▶ _Work request_
Lines below that hold the word "relationship" must be copied in full.

▶ _Given data_
* * *
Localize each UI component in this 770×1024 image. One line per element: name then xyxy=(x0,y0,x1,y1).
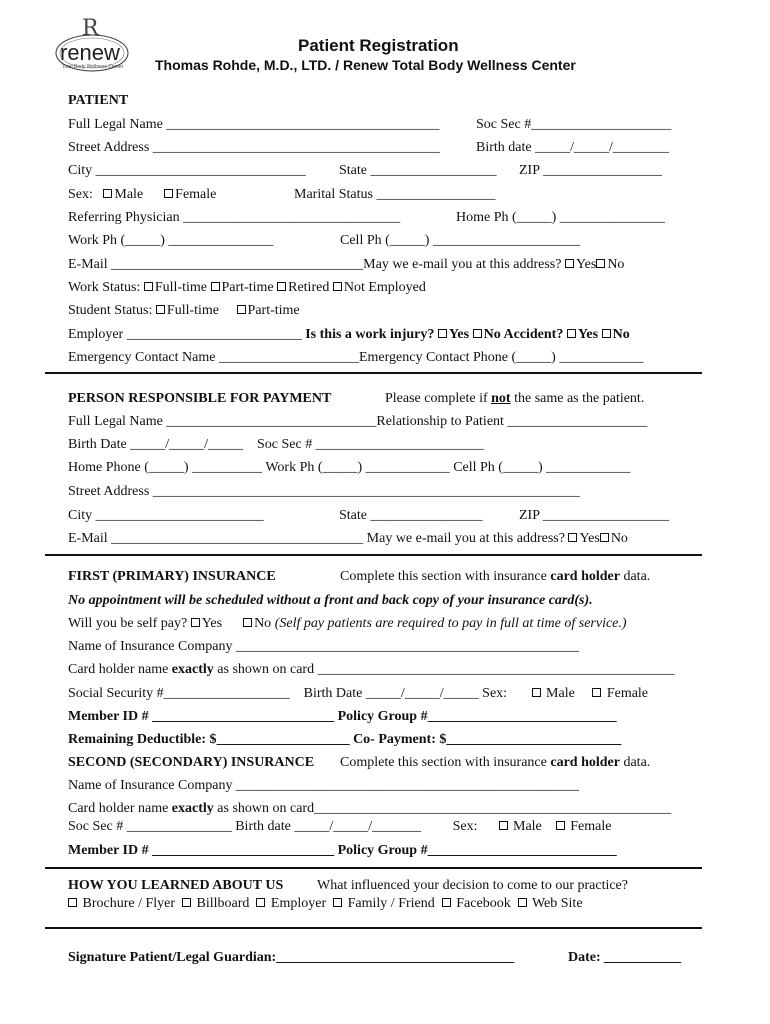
payer-work-ph-label: Work Ph ( xyxy=(265,460,323,475)
home-ph-field[interactable]: _____) _______________ xyxy=(516,210,665,225)
logo xyxy=(52,16,132,80)
payer-email-yes-checkbox[interactable] xyxy=(568,533,577,542)
payer-city-label: City xyxy=(68,508,93,523)
employer-option-label: Employer xyxy=(270,896,327,911)
referring-physician-label: Referring Physician xyxy=(68,210,180,225)
payer-birth-date-label: Birth Date xyxy=(68,437,127,452)
emergency-phone-label: Emergency Contact Phone ( xyxy=(358,350,517,365)
cell-ph-label: Cell Ph ( xyxy=(340,233,390,248)
primary-female-label: Female xyxy=(606,686,649,701)
insurance-company-label: Name of Insurance Company xyxy=(68,639,233,654)
zip-label: ZIP xyxy=(519,163,540,178)
full-legal-name-label: Full Legal Name xyxy=(68,117,163,132)
city-field[interactable]: ______________________________ xyxy=(95,163,306,178)
self-pay-note: (Self pay patients are required to pay in full at time of service.) xyxy=(274,616,627,631)
soc-sec-field[interactable]: ____________________ xyxy=(531,117,672,132)
primary-birth-date-label: Birth Date xyxy=(303,686,363,701)
emergency-name-label: Emergency Contact Name xyxy=(68,350,216,365)
signature-label: Signature Patient/Legal Guardian: xyxy=(68,950,277,965)
payer-email-field[interactable]: ____________________________________ xyxy=(111,531,364,546)
street-address-field[interactable]: _________________________________________ xyxy=(152,140,440,155)
co-payment-label: Co- Payment: $ xyxy=(353,732,447,747)
payment-heading: PERSON RESPONSIBLE FOR PAYMENT xyxy=(68,391,332,406)
home-ph-label: Home Ph ( xyxy=(456,210,517,225)
payer-cell-ph-label: Cell Ph ( xyxy=(453,460,503,475)
payer-state-field[interactable]: ________________ xyxy=(370,508,483,523)
primary-female-checkbox[interactable] xyxy=(592,688,601,697)
student-status-label: Student Status: xyxy=(68,303,153,318)
date-field[interactable]: ___________ xyxy=(604,950,682,965)
page-subtitle: Thomas Rohde, M.D., LTD. / Renew Total Body Wellness Center xyxy=(155,57,576,73)
secondary-female-label: Female xyxy=(570,819,612,834)
secondary-policy-group-field[interactable]: ___________________________ xyxy=(427,843,617,858)
not-employed-label: Not Employed xyxy=(343,280,426,295)
web-site-label: Web Site xyxy=(531,896,583,911)
self-pay-yes-label: Yes xyxy=(201,616,223,631)
female-checkbox[interactable] xyxy=(164,189,173,198)
billboard-checkbox[interactable] xyxy=(182,898,191,907)
work-injury-yes-label: Yes xyxy=(448,327,470,342)
payer-state-label: State xyxy=(339,508,367,523)
social-security-label: Social Security # xyxy=(68,686,164,701)
social-security-field[interactable]: __________________ xyxy=(163,686,290,701)
street-address-label: Street Address xyxy=(68,140,150,155)
student-part-time-label: Part-time xyxy=(247,303,300,318)
payer-email-yes-label: Yes xyxy=(579,531,600,546)
relationship-label: Relationship to Patient xyxy=(376,414,504,429)
self-pay-question: Will you be self pay? xyxy=(68,616,188,631)
work-full-time-checkbox[interactable] xyxy=(144,282,153,291)
learned-heading: HOW YOU LEARNED ABOUT US xyxy=(68,878,284,893)
marital-status-label: Marital Status xyxy=(294,187,373,202)
secondary-card-holder-field[interactable]: ___________________________________________________ xyxy=(314,801,672,816)
remaining-deductible-label: Remaining Deductible: $ xyxy=(68,732,217,747)
payer-home-phone-field[interactable]: _____) __________ xyxy=(148,460,263,475)
patient-heading: PATIENT xyxy=(68,93,129,108)
work-ph-label: Work Ph ( xyxy=(68,233,126,248)
primary-sex-label: Sex: xyxy=(482,686,508,701)
remaining-deductible-field[interactable]: ___________________ xyxy=(216,732,350,747)
may-email-label: May we e-mail you at this address? xyxy=(363,257,562,272)
primary-birth-date-field[interactable]: _____/_____/_____ xyxy=(365,686,479,701)
state-field[interactable]: __________________ xyxy=(370,163,497,178)
payer-home-phone-label: Home Phone ( xyxy=(68,460,149,475)
accident-yes-checkbox[interactable] xyxy=(567,329,576,338)
insurance-card-warning: No appointment will be scheduled without a front and back copy of your insurance card(s). xyxy=(68,593,593,608)
accident-no-label: No xyxy=(612,327,630,342)
section-divider xyxy=(45,927,702,929)
employer-checkbox[interactable] xyxy=(256,898,265,907)
payer-full-legal-name-field[interactable]: ______________________________ xyxy=(166,414,377,429)
payer-zip-field[interactable]: __________________ xyxy=(542,508,669,523)
work-injury-yes-checkbox[interactable] xyxy=(438,329,447,338)
payer-street-address-field[interactable]: _____________________________________________________________ xyxy=(152,484,580,499)
email-yes-label: Yes xyxy=(575,257,597,272)
family-friend-checkbox[interactable] xyxy=(333,898,342,907)
policy-group-field[interactable]: ___________________________ xyxy=(427,709,617,724)
student-part-time-checkbox[interactable] xyxy=(237,305,246,314)
payer-soc-sec-field[interactable]: ________________________ xyxy=(315,437,484,452)
student-full-time-label: Full-time xyxy=(166,303,220,318)
secondary-male-label: Male xyxy=(513,819,542,834)
payer-city-field[interactable]: ________________________ xyxy=(95,508,264,523)
male-checkbox[interactable] xyxy=(103,189,112,198)
retired-label: Retired xyxy=(288,280,330,295)
work-injury-label: Is this a work injury? xyxy=(305,327,435,342)
payer-email-no-checkbox[interactable] xyxy=(600,533,609,542)
emergency-phone-field[interactable]: _____) ____________ xyxy=(516,350,644,365)
secondary-female-checkbox[interactable] xyxy=(556,821,565,830)
work-ph-field[interactable]: _____) _______________ xyxy=(125,233,274,248)
primary-male-label: Male xyxy=(546,686,575,701)
learned-options xyxy=(68,896,583,912)
web-site-checkbox[interactable] xyxy=(518,898,527,907)
payer-soc-sec-label: Soc Sec # xyxy=(257,437,313,452)
payer-birth-date-field[interactable]: _____/_____/_____ xyxy=(130,437,243,452)
email-no-checkbox[interactable] xyxy=(596,259,605,268)
emergency-name-field[interactable]: ____________________ xyxy=(218,350,359,365)
employer-label: Employer xyxy=(68,327,124,342)
cell-ph-field[interactable]: _____) _____________________ xyxy=(389,233,580,248)
card-holder-field[interactable]: ___________________________________________________ xyxy=(317,662,675,677)
accident-label: Accident? xyxy=(503,327,564,342)
section-divider xyxy=(45,554,702,556)
card-holder-label: Card holder name exactly as shown on card xyxy=(68,662,315,677)
state-label: State xyxy=(339,163,367,178)
section-divider xyxy=(45,372,702,374)
soc-sec-label: Soc Sec # xyxy=(476,117,532,132)
email-label: E-Mail xyxy=(68,257,108,272)
facebook-label: Facebook xyxy=(456,896,511,911)
city-label: City xyxy=(68,163,93,178)
work-status-label: Work Status: xyxy=(68,280,141,295)
student-full-time-checkbox[interactable] xyxy=(156,305,165,314)
learned-question: What influenced your decision to come to our practice? xyxy=(317,878,628,893)
email-field[interactable]: ____________________________________ xyxy=(111,257,364,272)
self-pay-no-checkbox[interactable] xyxy=(243,618,252,627)
secondary-birth-date-label: Birth date xyxy=(235,819,291,834)
payer-work-ph-field[interactable]: _____) ____________ xyxy=(322,460,450,475)
logo-mark: R xyxy=(82,16,99,41)
email-yes-checkbox[interactable] xyxy=(565,259,574,268)
secondary-policy-group-label: Policy Group # xyxy=(337,843,428,858)
brochure-label: Brochure / Flyer xyxy=(82,896,176,911)
family-friend-label: Family / Friend xyxy=(347,896,435,911)
page-title: Patient Registration xyxy=(298,36,459,55)
member-id-label: Member ID # xyxy=(68,709,149,724)
co-payment-field[interactable]: _________________________ xyxy=(446,732,622,747)
birth-date-label: Birth date xyxy=(476,140,532,155)
self-pay-yes-checkbox[interactable] xyxy=(191,618,200,627)
zip-field[interactable]: _________________ xyxy=(542,163,662,178)
secondary-sex-label: Sex: xyxy=(452,819,478,834)
member-id-field[interactable]: __________________________ xyxy=(152,709,335,724)
secondary-birth-date-field[interactable]: _____/_____/_______ xyxy=(294,819,422,834)
retired-checkbox[interactable] xyxy=(277,282,286,291)
brochure-checkbox[interactable] xyxy=(68,898,77,907)
secondary-note: Complete this section with insurance card holder data. xyxy=(340,755,651,770)
male-label: Male xyxy=(114,187,144,202)
secondary-card-holder-label: Card holder name exactly as shown on card xyxy=(68,801,315,816)
not-employed-checkbox[interactable] xyxy=(333,282,342,291)
facebook-checkbox[interactable] xyxy=(442,898,451,907)
logo-name: renew xyxy=(60,40,120,65)
policy-group-label: Policy Group # xyxy=(337,709,428,724)
work-injury-no-checkbox[interactable] xyxy=(473,329,482,338)
full-legal-name-field[interactable]: _______________________________________ xyxy=(166,117,440,132)
secondary-insurance-company-label: Name of Insurance Company xyxy=(68,778,233,793)
referring-physician-field[interactable]: _______________________________ xyxy=(183,210,401,225)
primary-male-checkbox[interactable] xyxy=(532,688,541,697)
birth-date-field[interactable]: _____/_____/________ xyxy=(535,140,669,155)
secondary-heading: SECOND (SECONDARY) INSURANCE xyxy=(68,755,315,770)
payer-email-no-label: No xyxy=(610,531,628,546)
secondary-member-id-field[interactable]: __________________________ xyxy=(152,843,335,858)
secondary-soc-sec-label: Soc Sec # xyxy=(68,819,124,834)
female-label: Female xyxy=(175,187,217,202)
date-label: Date: xyxy=(568,950,601,965)
marital-status-field[interactable]: _________________ xyxy=(376,187,496,202)
primary-note: Complete this section with insurance card holder data. xyxy=(340,569,651,584)
payer-zip-label: ZIP xyxy=(519,508,540,523)
payer-street-address-label: Street Address xyxy=(68,484,150,499)
work-part-time-label: Part-time xyxy=(221,280,274,295)
primary-heading: FIRST (PRIMARY) INSURANCE xyxy=(68,569,276,584)
email-no-label: No xyxy=(607,257,625,272)
secondary-insurance-company-field[interactable]: _________________________________________________ xyxy=(235,778,579,793)
payer-may-email-label: May we e-mail you at this address? xyxy=(366,531,565,546)
payer-full-legal-name-label: Full Legal Name xyxy=(68,414,163,429)
payment-note: Please complete if not the same as the patient. xyxy=(385,391,645,406)
billboard-label: Billboard xyxy=(196,896,250,911)
secondary-soc-sec-field[interactable]: _______________ xyxy=(126,819,232,834)
work-part-time-checkbox[interactable] xyxy=(211,282,220,291)
payer-email-label: E-Mail xyxy=(68,531,108,546)
accident-no-checkbox[interactable] xyxy=(602,329,611,338)
relationship-field[interactable]: ____________________ xyxy=(507,414,648,429)
employer-field[interactable]: _________________________ xyxy=(126,327,302,342)
secondary-male-checkbox[interactable] xyxy=(499,821,508,830)
work-injury-no-label: No xyxy=(483,327,501,342)
section-divider xyxy=(45,867,702,869)
sex-label: Sex: xyxy=(68,187,93,202)
payer-cell-ph-field[interactable]: _____) ____________ xyxy=(502,460,631,475)
logo-tagline: Total Body Wellness Center xyxy=(62,64,124,70)
work-full-time-label: Full-time xyxy=(154,280,207,295)
accident-yes-label: Yes xyxy=(577,327,599,342)
signature-field[interactable]: __________________________________ xyxy=(276,950,515,965)
insurance-company-field[interactable]: _________________________________________________ xyxy=(235,639,579,654)
secondary-member-id-label: Member ID # xyxy=(68,843,149,858)
self-pay-no-label: No xyxy=(254,616,272,631)
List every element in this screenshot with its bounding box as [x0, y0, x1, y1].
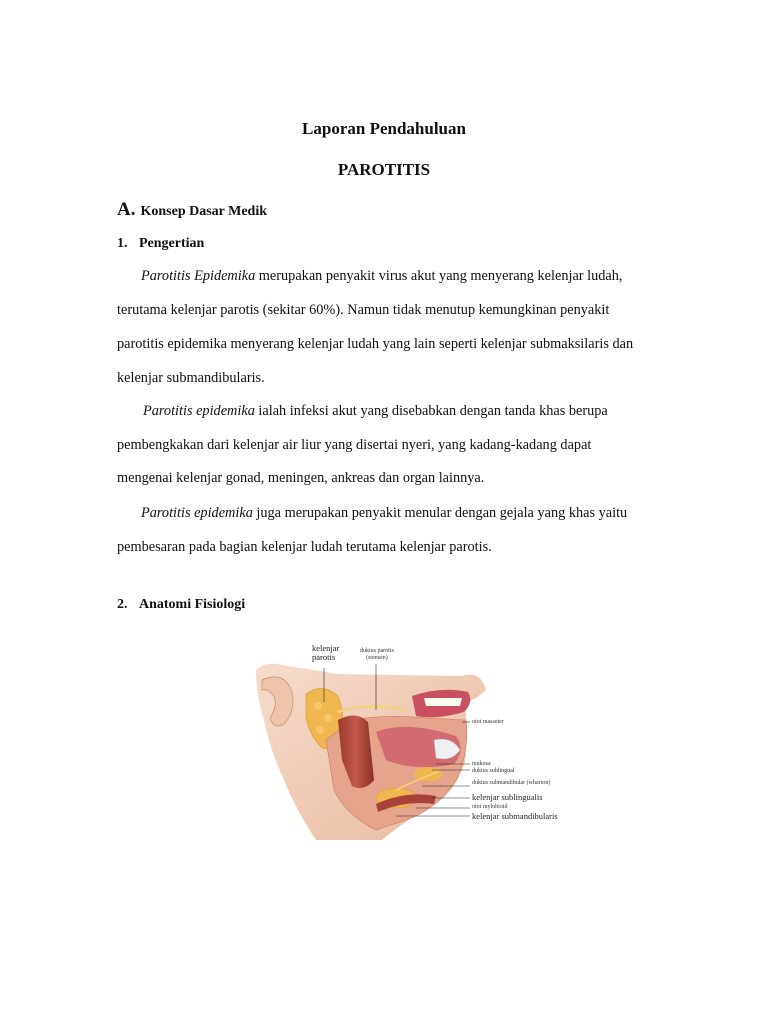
* * *
▶ _Completed task_
relationship-label: Relationship to Patient xyxy=(376,414,504,429)
relationship-field[interactable]: ____________________ xyxy=(507,414,648,429)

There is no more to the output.